Entries shown:
# # # #

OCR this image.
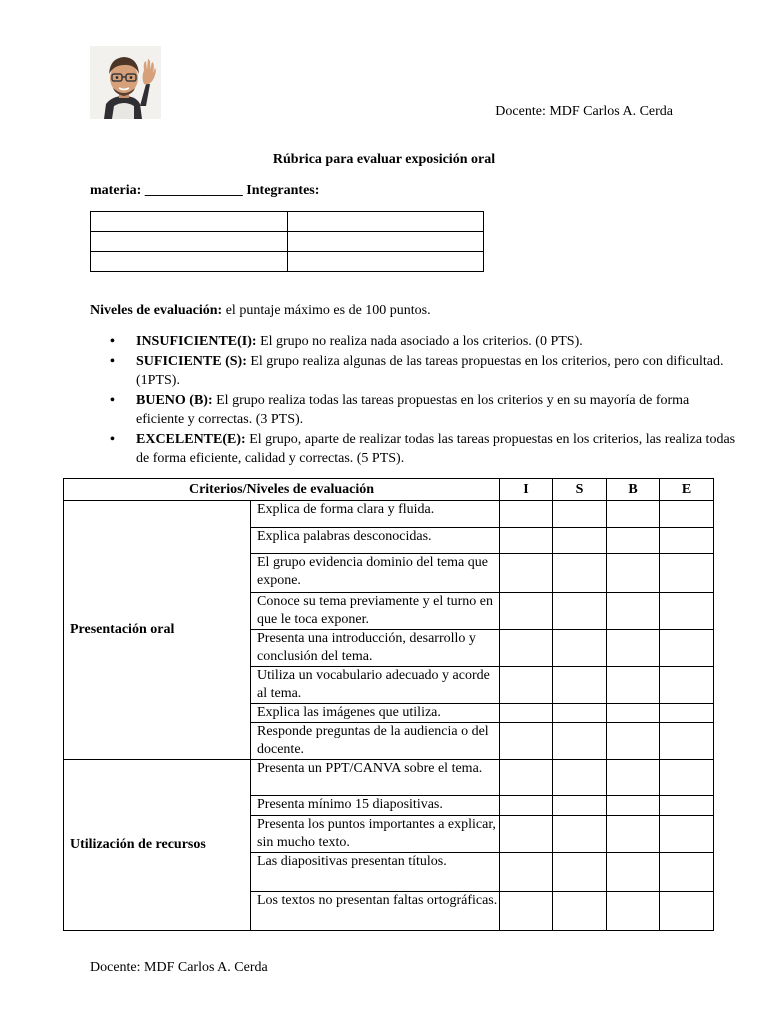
Docente: MDF Carlos A. Cerda
Rúbrica para evaluar exposición oral
materia: ______________ Integrantes:

Niveles de evaluación: el puntaje máximo es de 100 puntos.
• INSUFICIENTE(I): El grupo no realiza nada asociado a los criterios. (0 PTS).
• SUFICIENTE (S): El grupo realiza algunas de las tareas propuestas en los criterios, pero con dificultad. (1PTS).
• BUENO (B): El grupo realiza todas las tareas propuestas en los criterios y en su mayoría de forma eficiente y correctas. (3 PTS).
• EXCELENTE(E): El grupo, aparte de realizar todas las tareas propuestas en los criterios, las realiza todas de forma eficiente, calidad y correctas. (5 PTS).
Criterios/Niveles de evaluación		I	S	B	E
Presentación oral	Explica de forma clara y fluida.				
	Explica palabras desconocidas.				
	El grupo evidencia dominio del tema que expone.				
	Conoce su tema previamente y el turno en que le toca exponer.				
	Presenta una introducción, desarrollo y conclusión del tema.				
	Utiliza un vocabulario adecuado y acorde al tema.				
	Explica las imágenes que utiliza.				
	Responde preguntas de la audiencia o del docente.				
Utilización de recursos	Presenta un PPT/CANVA sobre el tema.				
	Presenta mínimo 15 diapositivas.				
	Presenta los puntos importantes a explicar, sin mucho texto.				
	Las diapositivas presentan títulos.				
	Los textos no presentan faltas ortográficas.				
Docente: MDF Carlos A. Cerda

# # # #

Task brief: Show the lines from the data above that contain the string "correctas".

Reply to the task:
• BUENO (B): El grupo realiza todas las tareas propuestas en los criterios y en su mayoría de forma eficiente y correctas. (3 PTS).
• EXCELENTE(E): El grupo, aparte de realizar todas las tareas propuestas en los criterios, las realiza todas de forma eficiente, calidad y correctas. (5 PTS).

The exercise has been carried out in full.